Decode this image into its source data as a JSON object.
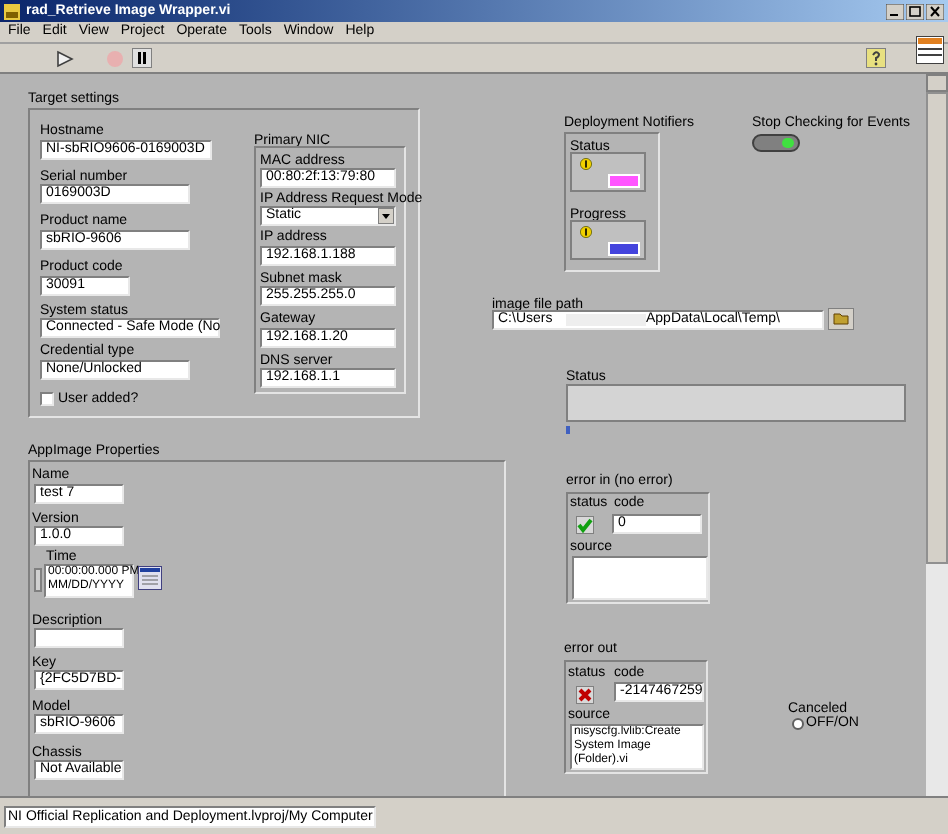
{
  "window": {
    "title": "rad_Retrieve Image Wrapper.vi",
    "menu": [
      "File",
      "Edit",
      "View",
      "Project",
      "Operate",
      "Tools",
      "Window",
      "Help"
    ]
  },
  "target_settings": {
    "label": "Target settings",
    "fields": [
      {
        "label": "Hostname",
        "value": "NI-sbRIO9606-0169003D"
      },
      {
        "label": "Serial number",
        "value": "0169003D"
      },
      {
        "label": "Product name",
        "value": "sbRIO-9606"
      },
      {
        "label": "Product code",
        "value": "30091"
      },
      {
        "label": "System status",
        "value": "Connected - Safe Mode (No"
      },
      {
        "label": "Credential type",
        "value": "None/Unlocked"
      }
    ],
    "user_added": {
      "label": "User added?",
      "checked": false
    },
    "primary_nic": {
      "label": "Primary NIC",
      "fields": [
        {
          "label": "MAC address",
          "value": "00:80:2f:13:79:80",
          "kind": "text"
        },
        {
          "label": "IP Address Request Mode",
          "value": "Static",
          "kind": "dropdown"
        },
        {
          "label": "IP address",
          "value": "192.168.1.188",
          "kind": "text"
        },
        {
          "label": "Subnet mask",
          "value": "255.255.255.0",
          "kind": "text"
        },
        {
          "label": "Gateway",
          "value": "192.168.1.20",
          "kind": "text"
        },
        {
          "label": "DNS server",
          "value": "192.168.1.1",
          "kind": "text"
        }
      ]
    }
  },
  "deployment_notifiers": {
    "label": "Deployment Notifiers",
    "items": [
      {
        "label": "Status",
        "color": "#ff55ff"
      },
      {
        "label": "Progress",
        "color": "#4444dd"
      }
    ]
  },
  "stop_checking": {
    "label": "Stop Checking for Events",
    "on": true
  },
  "image_file_path": {
    "label": "image file path",
    "value_start": "C:\\Users",
    "value_end": "AppData\\Local\\Temp\\"
  },
  "status": {
    "label": "Status"
  },
  "app_image": {
    "label": "AppImage Properties",
    "fields": [
      {
        "label": "Name",
        "value": "test 7",
        "kind": "text"
      },
      {
        "label": "Version",
        "value": "1.0.0",
        "kind": "text"
      },
      {
        "label": "Time",
        "value": "00:00:00.000 PM",
        "value2": "MM/DD/YYYY",
        "kind": "time"
      },
      {
        "label": "Description",
        "kind": "text"
      },
      {
        "label": "Key",
        "value": "{2FC5D7BD-",
        "kind": "text"
      },
      {
        "label": "Model",
        "value": "sbRIO-9606",
        "kind": "text"
      },
      {
        "label": "Chassis",
        "value": "Not Available",
        "kind": "text"
      }
    ]
  },
  "error_in": {
    "label": "error in (no error)",
    "status_label": "status",
    "code_label": "code",
    "error": false,
    "code": "0",
    "source_label": "source"
  },
  "error_out": {
    "label": "error out",
    "status_label": "status",
    "code_label": "code",
    "error": true,
    "code": "-2147467259",
    "source_label": "source",
    "source": "nisyscfg.lvlib:Create System Image (Folder).vi"
  },
  "canceled": {
    "label": "Canceled",
    "text": "OFF/ON",
    "on": false
  },
  "status_bar": {
    "text": "NI Official Replication and Deployment.lvproj/My Computer"
  }
}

To be done: Omitting all images, retype each line of the records precisely.

Worked solution:
Decode this image into its source data as a JSON object.
{
  "window": {
    "title": "rad_Retrieve Image Wrapper.vi",
    "menu": [
      "File",
      "Edit",
      "View",
      "Project",
      "Operate",
      "Tools",
      "Window",
      "Help"
    ]
  },
  "target_settings": {
    "label": "Target settings",
    "fields": [
      {
        "label": "Hostname",
        "value": "NI-sbRIO9606-0169003D"
      },
      {
        "label": "Serial number",
        "value": "0169003D"
      },
      {
        "label": "Product name",
        "value": "sbRIO-9606"
      },
      {
        "label": "Product code",
        "value": "30091"
      },
      {
        "label": "System status",
        "value": "Connected - Safe Mode (No"
      },
      {
        "label": "Credential type",
        "value": "None/Unlocked"
      }
    ],
    "user_added": {
      "label": "User added?",
      "checked": false
    },
    "primary_nic": {
      "label": "Primary NIC",
      "fields": [
        {
          "label": "MAC address",
          "value": "00:80:2f:13:79:80",
          "kind": "text"
        },
        {
          "label": "IP Address Request Mode",
          "value": "Static",
          "kind": "dropdown"
        },
        {
          "label": "IP address",
          "value": "192.168.1.188",
          "kind": "text"
        },
        {
          "label": "Subnet mask",
          "value": "255.255.255.0",
          "kind": "text"
        },
        {
          "label": "Gateway",
          "value": "192.168.1.20",
          "kind": "text"
        },
        {
          "label": "DNS server",
          "value": "192.168.1.1",
          "kind": "text"
        }
      ]
    }
  },
  "deployment_notifiers": {
    "label": "Deployment Notifiers",
    "items": [
      {
        "label": "Status",
        "color": "#ff55ff"
      },
      {
        "label": "Progress",
        "color": "#4444dd"
      }
    ]
  },
  "stop_checking": {
    "label": "Stop Checking for Events",
    "on": true
  },
  "image_file_path": {
    "label": "image file path",
    "value_start": "C:\\Users",
    "value_end": "AppData\\Local\\Temp\\"
  },
  "status": {
    "label": "Status"
  },
  "app_image": {
    "label": "AppImage Properties",
    "fields": [
      {
        "label": "Name",
        "value": "test 7",
        "kind": "text"
      },
      {
        "label": "Version",
        "value": "1.0.0",
        "kind": "text"
      },
      {
        "label": "Time",
        "value": "00:00:00.000 PM",
        "value2": "MM/DD/YYYY",
        "kind": "time"
      },
      {
        "label": "Description",
        "kind": "text"
      },
      {
        "label": "Key",
        "value": "{2FC5D7BD-",
        "kind": "text"
      },
      {
        "label": "Model",
        "value": "sbRIO-9606",
        "kind": "text"
      },
      {
        "label": "Chassis",
        "value": "Not Available",
        "kind": "text"
      }
    ]
  },
  "error_in": {
    "label": "error in (no error)",
    "status_label": "status",
    "code_label": "code",
    "error": false,
    "code": "0",
    "source_label": "source"
  },
  "error_out": {
    "label": "error out",
    "status_label": "status",
    "code_label": "code",
    "error": true,
    "code": "-2147467259",
    "source_label": "source",
    "source": "nisyscfg.lvlib:Create System Image (Folder).vi"
  },
  "canceled": {
    "label": "Canceled",
    "text": "OFF/ON",
    "on": false
  },
  "status_bar": {
    "text": "NI Official Replication and Deployment.lvproj/My Computer"
  }
}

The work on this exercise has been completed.